* [Task description]: Copy out the listing that follows exactly, dropping every picture.

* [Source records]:
• • •
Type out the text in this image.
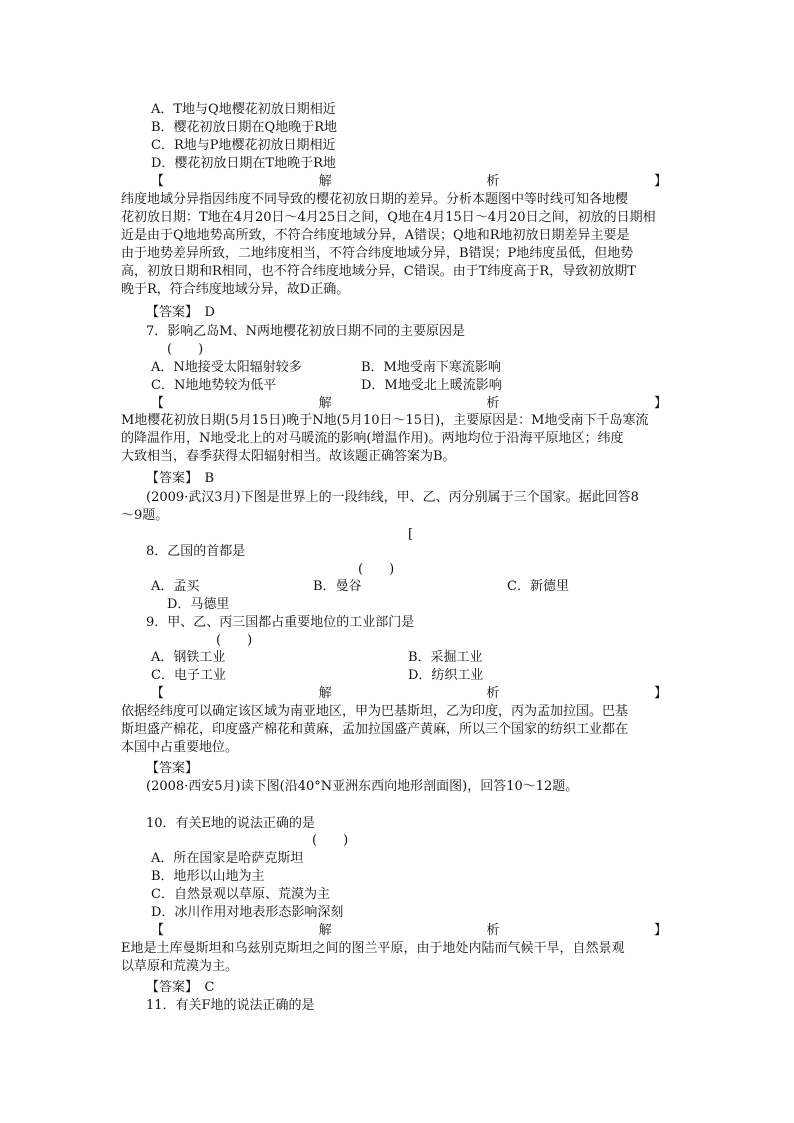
A．T地与Q地樱花初放日期相近
B．樱花初放日期在Q地晚于R地
C．R地与P地樱花初放日期相近
D．樱花初放日期在T地晚于R地
【	解	析	】
纬度地域分异指因纬度不同导致的樱花初放日期的差异。分析本题图中等时线可知各地樱
花初放日期：T地在4月20日～4月25日之间，Q地在4月15日～4月20日之间，初放的日期相
近是由于Q地地势高所致，不符合纬度地域分异，A错误；Q地和R地初放日期差异主要是
由于地势差异所致，二地纬度相当，不符合纬度地域分异，B错误；P地纬度虽低，但地势
高，初放日期和R相同，也不符合纬度地域分异，C错误。由于T纬度高于R，导致初放期T
晚于R，符合纬度地域分异，故D正确。
【答案】　D
7．影响乙岛M、N两地樱花初放日期不同的主要原因是
(　　)
A．N地接受太阳辐射较多	B．M地受南下寒流影响
C．N地地势较为低平	D．M地受北上暖流影响
【	解	析	】
M地樱花初放日期(5月15日)晚于N地(5月10日～15日)，主要原因是：M地受南下千岛寒流
的降温作用，N地受北上的对马暖流的影响(增温作用)。两地均位于沿海平原地区；纬度
大致相当，春季获得太阳辐射相当。故该题正确答案为B。
【答案】　B
(2009·武汉3月)下图是世界上的一段纬线，甲、乙、丙分别属于三个国家。据此回答8
～9题。
[
8．乙国的首都是
(　　)
A．孟买	B．曼谷	C．新德里
D．马德里
9．甲、乙、丙三国都占重要地位的工业部门是
(　　)
A．钢铁工业	B．采掘工业
C．电子工业	D．纺织工业
【	解	析	】
依据经纬度可以确定该区域为南亚地区，甲为巴基斯坦，乙为印度，丙为孟加拉国。巴基
斯坦盛产棉花，印度盛产棉花和黄麻，孟加拉国盛产黄麻，所以三个国家的纺织工业都在
本国中占重要地位。
【答案】
(2008·西安5月)读下图(沿40°N亚洲东西向地形剖面图)，回答10～12题。
10．有关E地的说法正确的是
(　　)
A．所在国家是哈萨克斯坦
B．地形以山地为主
C．自然景观以草原、荒漠为主
D．冰川作用对地表形态影响深刻
【	解	析	】
E地是土库曼斯坦和乌兹别克斯坦之间的图兰平原，由于地处内陆而气候干旱，自然景观
以草原和荒漠为主。
【答案】　C
11．有关F地的说法正确的是
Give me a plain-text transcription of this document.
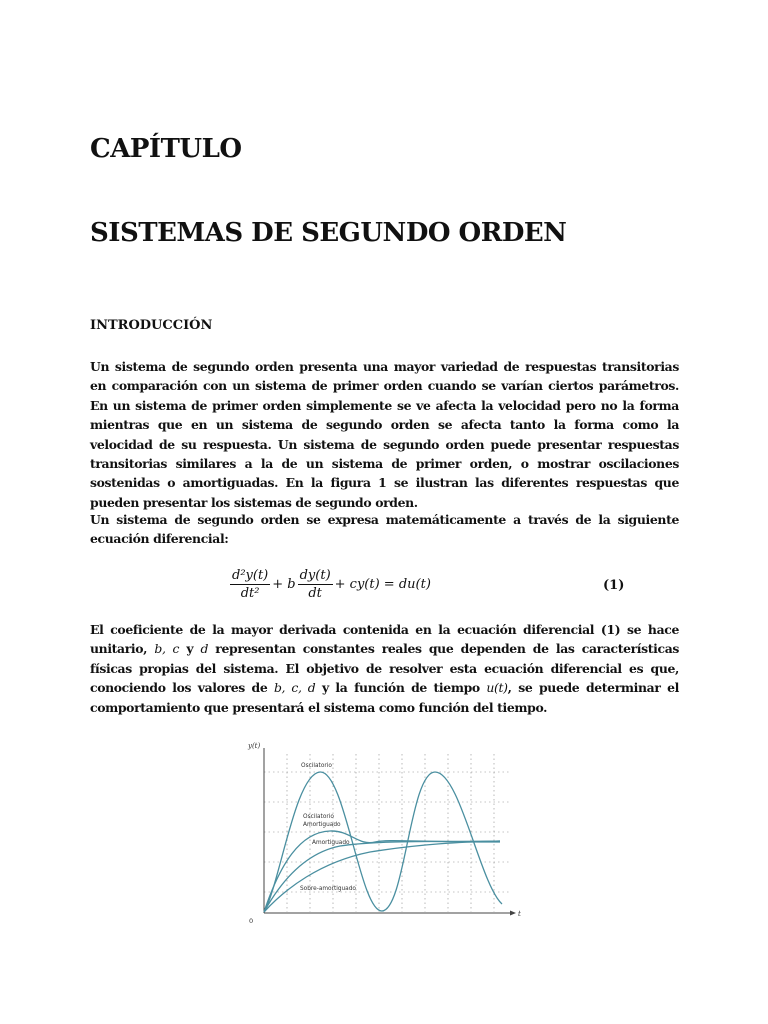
CAPÍTULO
SISTEMAS DE SEGUNDO ORDEN
INTRODUCCIÓN

Un sistema de segundo orden presenta una mayor variedad de respuestas transitorias en comparación con un sistema de primer orden cuando se varían ciertos parámetros. En un sistema de primer orden simplemente se ve afecta la velocidad pero no la forma mientras que en un sistema de segundo orden se afecta tanto la forma como la velocidad de su respuesta. Un sistema de segundo orden puede presentar respuestas transitorias similares a la de un sistema de primer orden, o mostrar oscilaciones sostenidas o amortiguadas. En la figura 1 se ilustran las diferentes respuestas que pueden presentar los sistemas de segundo orden.

Un sistema de segundo orden se expresa matemáticamente a través de la siguiente ecuación diferencial:

$\frac{\text{d²y(t)}}{\text{dt²}} + b \frac{dy(t)}{dt} + cy(t) = du(t)$	(1)

El coeficiente de la mayor derivada contenida en la ecuación diferencial (1) se hace unitario, b, c y d representan constantes reales que dependen de las características físicas propias del sistema. El objetivo de resolver esta ecuación diferencial es que, conociendo los valores de b, c, d y la función de tiempo u(t), se puede determinar el comportamiento que presentará el sistema como función del tiempo.

y(t)
t
0
Oscilatorio
Oscilatorio
Amortiguado
Amortiguado
Sobre-amortiguado
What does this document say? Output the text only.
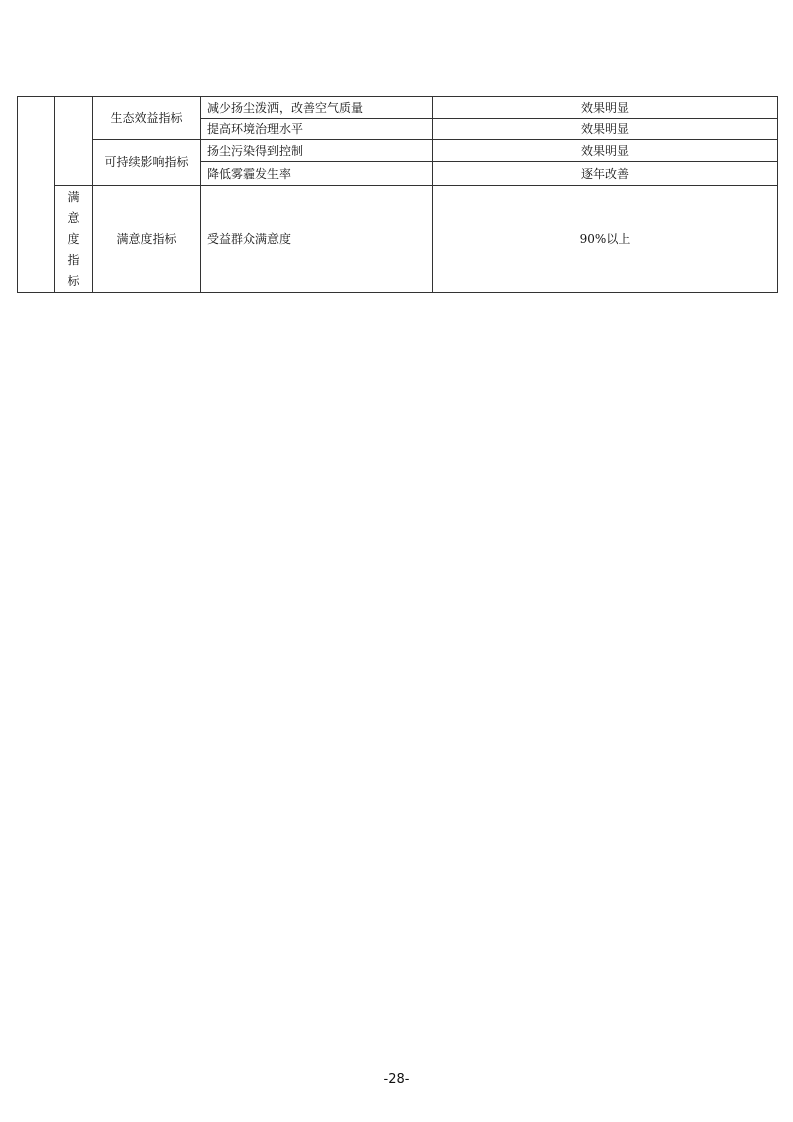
		生态效益指标	减少扬尘泼洒，改善空气质量	效果明显
			提高环境治理水平	效果明显

		可持续影响指标	扬尘污染得到控制	效果明显
			降低雾霾发生率	逐年改善

	满意度指标	满意度指标	受益群众满意度	90%以上
-28-
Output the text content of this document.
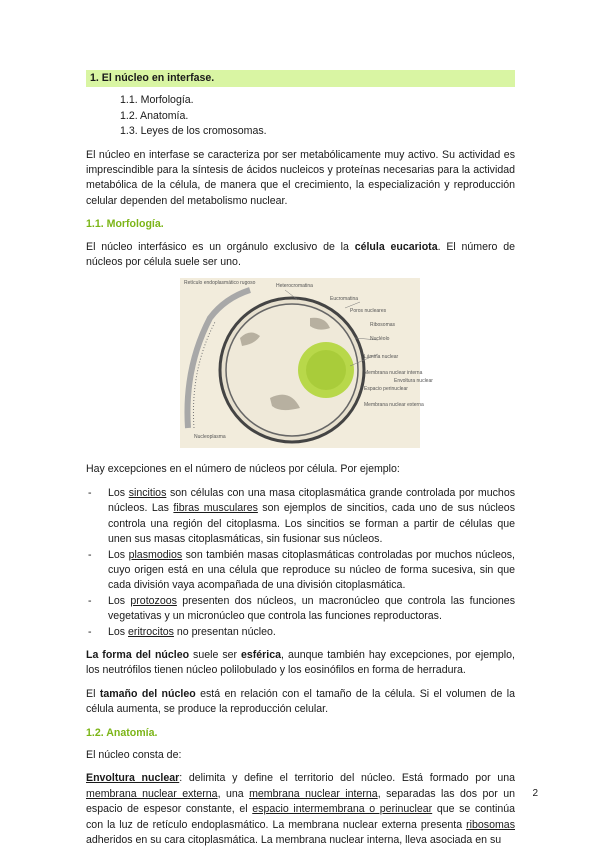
1. El núcleo en interfase.
1.1. Morfología.
1.2. Anatomía.
1.3. Leyes de los cromosomas.

El núcleo en interfase se caracteriza por ser metabólicamente muy activo. Su actividad es imprescindible para la síntesis de ácidos nucleicos y proteínas necesarias para la actividad metabólica de la célula, de manera que el crecimiento, la especialización y reproducción celular dependen del metabolismo nuclear.

1.1. Morfología.

El núcleo interfásico es un orgánulo exclusivo de la célula eucariota. El número de núcleos por célula suele ser uno.

Retículo endoplasmático rugoso	Heterocromatina
Eucromatina
Poros nucleares
Ribosomas
Nucléolo
Lámina nuclear
Membrana nuclear interna
Espacio perinuclear
Membrana nuclear externa
Envoltura nuclear
Nucleoplasma

Hay excepciones en el número de núcleos por célula. Por ejemplo:

- Los sincitios son células con una masa citoplasmática grande controlada por muchos núcleos. Las fibras musculares son ejemplos de sincitios, cada uno de sus núcleos controla una región del citoplasma. Los sincitios se forman a partir de células que unen sus masas citoplasmáticas, sin fusionar sus núcleos.
- Los plasmodios son también masas citoplasmáticas controladas por muchos núcleos, cuyo origen está en una célula que reproduce su núcleo de forma sucesiva, sin que cada división vaya acompañada de una división citoplasmática.
- Los protozoos presenten dos núcleos, un macronúcleo que controla las funciones vegetativas y un micronúcleo que controla las funciones reproductoras.
- Los eritrocitos no presentan núcleo.

La forma del núcleo suele ser esférica, aunque también hay excepciones, por ejemplo, los neutrófilos tienen núcleo polilobulado y los eosinófilos en forma de herradura.

El tamaño del núcleo está en relación con el tamaño de la célula. Si el volumen de la célula aumenta, se produce la reproducción celular.

1.2. Anatomía.

El núcleo consta de:

Envoltura nuclear: delimita y define el territorio del núcleo. Está formado por una membrana nuclear externa, una membrana nuclear interna, separadas las dos por un espacio de espesor constante, el espacio intermembrana o perinuclear que se continúa con la luz de retículo endoplasmático. La membrana nuclear externa presenta ribosomas adheridos en su cara citoplasmática. La membrana nuclear interna, lleva asociada en su

2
• • •
* [Solution to the exercise]:
Type out the text in this image.
A．T地与Q地樱花初放日期相近
B．樱花初放日期在Q地晚于R地
C．R地与P地樱花初放日期相近
D．樱花初放日期在T地晚于R地
【	解	析	】
纬度地域分异指因纬度不同导致的樱花初放日期的差异。分析本题图中等时线可知各地樱
花初放日期：T地在4月20日～4月25日之间，Q地在4月15日～4月20日之间，初放的日期相
近是由于Q地地势高所致，不符合纬度地域分异，A错误；Q地和R地初放日期差异主要是
由于地势差异所致，二地纬度相当，不符合纬度地域分异，B错误；P地纬度虽低，但地势
高，初放日期和R相同，也不符合纬度地域分异，C错误。由于T纬度高于R，导致初放期T
晚于R，符合纬度地域分异，故D正确。
【答案】　D
7．影响乙岛M、N两地樱花初放日期不同的主要原因是
(　　)
A．N地接受太阳辐射较多	B．M地受南下寒流影响
C．N地地势较为低平	D．M地受北上暖流影响
【	解	析	】
M地樱花初放日期(5月15日)晚于N地(5月10日～15日)，主要原因是：M地受南下千岛寒流
的降温作用，N地受北上的对马暖流的影响(增温作用)。两地均位于沿海平原地区；纬度
大致相当，春季获得太阳辐射相当。故该题正确答案为B。
【答案】　B
(2009·武汉3月)下图是世界上的一段纬线，甲、乙、丙分别属于三个国家。据此回答8
～9题。
[
8．乙国的首都是
(　　)
A．孟买	B．曼谷	C．新德里
D．马德里
9．甲、乙、丙三国都占重要地位的工业部门是
(　　)
A．钢铁工业	B．采掘工业
C．电子工业	D．纺织工业
【	解	析	】
依据经纬度可以确定该区域为南亚地区，甲为巴基斯坦，乙为印度，丙为孟加拉国。巴基
斯坦盛产棉花，印度盛产棉花和黄麻，孟加拉国盛产黄麻，所以三个国家的纺织工业都在
本国中占重要地位。
【答案】
(2008·西安5月)读下图(沿40°N亚洲东西向地形剖面图)，回答10～12题。
10．有关E地的说法正确的是
(　　)
A．所在国家是哈萨克斯坦
B．地形以山地为主
C．自然景观以草原、荒漠为主
D．冰川作用对地表形态影响深刻
【	解	析	】
E地是土库曼斯坦和乌兹别克斯坦之间的图兰平原，由于地处内陆而气候干旱，自然景观
以草原和荒漠为主。
【答案】　C
11．有关F地的说法正确的是
Give me a plain-text transcription of this document.
CAPÍTULO
SISTEMAS DE SEGUNDO ORDEN
INTRODUCCIÓN

Un sistema de segundo orden presenta una mayor variedad de respuestas transitorias en comparación con un sistema de primer orden cuando se varían ciertos parámetros. En un sistema de primer orden simplemente se ve afecta la velocidad pero no la forma mientras que en un sistema de segundo orden se afecta tanto la forma como la velocidad de su respuesta. Un sistema de segundo orden puede presentar respuestas transitorias similares a la de un sistema de primer orden, o mostrar oscilaciones sostenidas o amortiguadas. En la figura 1 se ilustran las diferentes respuestas que pueden presentar los sistemas de segundo orden.

Un sistema de segundo orden se expresa matemáticamente a través de la siguiente ecuación diferencial:

$\frac{\text{d²y(t)}}{\text{dt²}} + b \frac{dy(t)}{dt} + cy(t) = du(t)$	(1)

El coeficiente de la mayor derivada contenida en la ecuación diferencial (1) se hace unitario, b, c y d representan constantes reales que dependen de las características físicas propias del sistema. El objetivo de resolver esta ecuación diferencial es que, conociendo los valores de b, c, d y la función de tiempo u(t), se puede determinar el comportamiento que presentará el sistema como función del tiempo.

y(t)
t
0
Oscilatorio
Oscilatorio
Amortiguado
Amortiguado
Sobre-amortiguado
What does this document say? Output the text only.
		生态效益指标	减少扬尘泼洒，改善空气质量	效果明显
			提高环境治理水平	效果明显

		可持续影响指标	扬尘污染得到控制	效果明显
			降低雾霾发生率	逐年改善

	满意度指标	满意度指标	受益群众满意度	90%以上
-28-
Output the text content of this document.
1. El núcleo en interfase.
1.1. Morfología.
1.2. Anatomía.
1.3. Leyes de los cromosomas.

El núcleo en interfase se caracteriza por ser metabólicamente muy activo. Su actividad es imprescindible para la síntesis de ácidos nucleicos y proteínas necesarias para la actividad metabólica de la célula, de manera que el crecimiento, la especialización y reproducción celular dependen del metabolismo nuclear.

1.1. Morfología.

El núcleo interfásico es un orgánulo exclusivo de la célula eucariota. El número de núcleos por célula suele ser uno.

Retículo endoplasmático rugoso	Heterocromatina
Eucromatina
Poros nucleares
Ribosomas
Nucléolo
Lámina nuclear
Membrana nuclear interna
Espacio perinuclear
Membrana nuclear externa
Envoltura nuclear
Nucleoplasma

Hay excepciones en el número de núcleos por célula. Por ejemplo:

- Los sincitios son células con una masa citoplasmática grande controlada por muchos núcleos. Las fibras musculares son ejemplos de sincitios, cada uno de sus núcleos controla una región del citoplasma. Los sincitios se forman a partir de células que unen sus masas citoplasmáticas, sin fusionar sus núcleos.
- Los plasmodios son también masas citoplasmáticas controladas por muchos núcleos, cuyo origen está en una célula que reproduce su núcleo de forma sucesiva, sin que cada división vaya acompañada de una división citoplasmática.
- Los protozoos presenten dos núcleos, un macronúcleo que controla las funciones vegetativas y un micronúcleo que controla las funciones reproductoras.
- Los eritrocitos no presentan núcleo.

La forma del núcleo suele ser esférica, aunque también hay excepciones, por ejemplo, los neutrófilos tienen núcleo polilobulado y los eosinófilos en forma de herradura.

El tamaño del núcleo está en relación con el tamaño de la célula. Si el volumen de la célula aumenta, se produce la reproducción celular.

1.2. Anatomía.

El núcleo consta de:

Envoltura nuclear: delimita y define el territorio del núcleo. Está formado por una membrana nuclear externa, una membrana nuclear interna, separadas las dos por un espacio de espesor constante, el espacio intermembrana o perinuclear que se continúa con la luz de retículo endoplasmático. La membrana nuclear externa presenta ribosomas adheridos en su cara citoplasmática. La membrana nuclear interna, lleva asociada en su

2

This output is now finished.